*CHALLENGE*
Exactly and only the lines from the one with "Enumerate this screenshot's" through the end of the listing are to be transcribed, both ends included.

** Begin MATERIAL TO PROCESS **

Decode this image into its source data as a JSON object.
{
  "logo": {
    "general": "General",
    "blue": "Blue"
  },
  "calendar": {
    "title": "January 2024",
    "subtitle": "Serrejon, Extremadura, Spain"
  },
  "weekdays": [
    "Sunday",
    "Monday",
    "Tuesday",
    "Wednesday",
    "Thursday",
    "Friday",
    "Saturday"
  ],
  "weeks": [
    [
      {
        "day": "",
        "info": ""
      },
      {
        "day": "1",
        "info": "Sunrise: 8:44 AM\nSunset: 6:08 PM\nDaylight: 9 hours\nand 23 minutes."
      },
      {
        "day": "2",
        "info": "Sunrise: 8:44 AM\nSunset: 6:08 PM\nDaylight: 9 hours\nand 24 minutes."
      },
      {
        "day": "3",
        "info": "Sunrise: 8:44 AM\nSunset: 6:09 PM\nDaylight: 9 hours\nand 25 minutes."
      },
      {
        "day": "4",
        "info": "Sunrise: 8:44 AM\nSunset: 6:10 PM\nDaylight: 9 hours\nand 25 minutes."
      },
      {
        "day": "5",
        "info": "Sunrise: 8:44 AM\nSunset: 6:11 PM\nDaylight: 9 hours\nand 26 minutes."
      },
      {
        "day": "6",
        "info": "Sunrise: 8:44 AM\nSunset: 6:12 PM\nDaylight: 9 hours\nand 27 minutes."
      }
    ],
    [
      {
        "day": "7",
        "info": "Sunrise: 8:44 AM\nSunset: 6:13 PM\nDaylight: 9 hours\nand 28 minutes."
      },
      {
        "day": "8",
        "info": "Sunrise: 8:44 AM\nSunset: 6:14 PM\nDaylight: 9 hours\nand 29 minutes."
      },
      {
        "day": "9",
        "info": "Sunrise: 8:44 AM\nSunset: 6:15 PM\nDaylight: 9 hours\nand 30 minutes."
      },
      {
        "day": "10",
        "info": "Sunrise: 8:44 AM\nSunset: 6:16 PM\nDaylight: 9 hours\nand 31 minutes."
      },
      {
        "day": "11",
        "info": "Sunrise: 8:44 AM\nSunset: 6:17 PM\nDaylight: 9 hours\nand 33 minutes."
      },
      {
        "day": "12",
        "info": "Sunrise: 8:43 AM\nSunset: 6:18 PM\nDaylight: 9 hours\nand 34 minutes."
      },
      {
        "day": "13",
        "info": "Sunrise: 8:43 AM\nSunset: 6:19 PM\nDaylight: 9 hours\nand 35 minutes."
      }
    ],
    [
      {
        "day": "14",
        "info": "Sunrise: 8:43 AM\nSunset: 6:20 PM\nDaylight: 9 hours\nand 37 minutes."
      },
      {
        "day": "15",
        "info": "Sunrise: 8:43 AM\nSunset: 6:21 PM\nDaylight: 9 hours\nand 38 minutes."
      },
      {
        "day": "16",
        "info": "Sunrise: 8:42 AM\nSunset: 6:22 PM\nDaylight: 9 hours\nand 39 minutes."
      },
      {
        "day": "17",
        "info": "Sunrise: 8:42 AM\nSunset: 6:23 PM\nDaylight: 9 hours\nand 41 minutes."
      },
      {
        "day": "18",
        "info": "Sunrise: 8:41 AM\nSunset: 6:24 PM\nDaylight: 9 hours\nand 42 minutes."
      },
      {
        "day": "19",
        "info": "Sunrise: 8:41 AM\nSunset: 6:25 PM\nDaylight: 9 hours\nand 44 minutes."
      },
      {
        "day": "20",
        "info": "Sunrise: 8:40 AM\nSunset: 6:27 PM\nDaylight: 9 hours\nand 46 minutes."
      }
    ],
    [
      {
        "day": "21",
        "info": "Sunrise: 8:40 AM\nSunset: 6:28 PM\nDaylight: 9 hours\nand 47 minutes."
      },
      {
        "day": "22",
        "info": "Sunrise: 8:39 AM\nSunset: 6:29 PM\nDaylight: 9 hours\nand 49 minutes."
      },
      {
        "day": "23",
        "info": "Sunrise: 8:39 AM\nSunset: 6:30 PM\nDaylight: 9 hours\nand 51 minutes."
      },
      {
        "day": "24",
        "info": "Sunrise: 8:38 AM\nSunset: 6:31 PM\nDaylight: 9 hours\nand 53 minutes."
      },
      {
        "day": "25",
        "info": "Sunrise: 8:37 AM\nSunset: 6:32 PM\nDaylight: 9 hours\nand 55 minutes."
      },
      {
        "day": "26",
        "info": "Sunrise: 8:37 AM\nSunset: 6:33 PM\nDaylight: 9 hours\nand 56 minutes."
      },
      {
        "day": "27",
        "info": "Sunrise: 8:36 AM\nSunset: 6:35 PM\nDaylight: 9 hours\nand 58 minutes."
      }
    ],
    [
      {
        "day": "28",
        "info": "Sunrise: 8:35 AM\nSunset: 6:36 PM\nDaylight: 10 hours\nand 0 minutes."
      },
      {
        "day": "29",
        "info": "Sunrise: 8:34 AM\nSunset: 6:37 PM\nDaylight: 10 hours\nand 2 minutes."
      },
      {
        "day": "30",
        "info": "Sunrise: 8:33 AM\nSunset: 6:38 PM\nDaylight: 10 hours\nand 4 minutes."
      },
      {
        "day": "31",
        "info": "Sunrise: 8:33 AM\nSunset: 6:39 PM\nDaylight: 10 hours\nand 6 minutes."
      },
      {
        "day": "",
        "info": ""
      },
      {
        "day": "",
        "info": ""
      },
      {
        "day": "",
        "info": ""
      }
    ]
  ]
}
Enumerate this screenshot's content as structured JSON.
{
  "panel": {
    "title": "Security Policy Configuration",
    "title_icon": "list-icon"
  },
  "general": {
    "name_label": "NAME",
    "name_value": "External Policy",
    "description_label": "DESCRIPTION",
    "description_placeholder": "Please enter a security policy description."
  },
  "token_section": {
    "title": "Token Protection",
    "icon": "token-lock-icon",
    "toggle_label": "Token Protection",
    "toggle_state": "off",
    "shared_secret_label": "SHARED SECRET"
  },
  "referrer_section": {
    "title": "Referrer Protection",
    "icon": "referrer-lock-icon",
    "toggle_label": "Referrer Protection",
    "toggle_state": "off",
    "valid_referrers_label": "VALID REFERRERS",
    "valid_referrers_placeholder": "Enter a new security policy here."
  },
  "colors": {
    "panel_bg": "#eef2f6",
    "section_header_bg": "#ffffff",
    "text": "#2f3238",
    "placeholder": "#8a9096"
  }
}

** End MATERIAL TO PROCESS **

*TASK ANSWER*
Enumerate this screenshot's content as structured JSON.
{
  "panel": {
    "title": "Security Policy Configuration",
    "title_icon": "list-icon"
  },
  "general": {
    "name_label": "NAME",
    "name_value": "External Policy",
    "description_label": "DESCRIPTION",
    "description_placeholder": "Please enter a security policy description."
  },
  "token_section": {
    "title": "Token Protection",
    "icon": "token-lock-icon",
    "toggle_label": "Token Protection",
    "toggle_state": "off",
    "shared_secret_label": "SHARED SECRET"
  },
  "referrer_section": {
    "title": "Referrer Protection",
    "icon": "referrer-lock-icon",
    "toggle_label": "Referrer Protection",
    "toggle_state": "off",
    "valid_referrers_label": "VALID REFERRERS",
    "valid_referrers_placeholder": "Enter a new security policy here."
  },
  "colors": {
    "panel_bg": "#eef2f6",
    "section_header_bg": "#ffffff",
    "text": "#2f3238",
    "placeholder": "#8a9096"
  }
}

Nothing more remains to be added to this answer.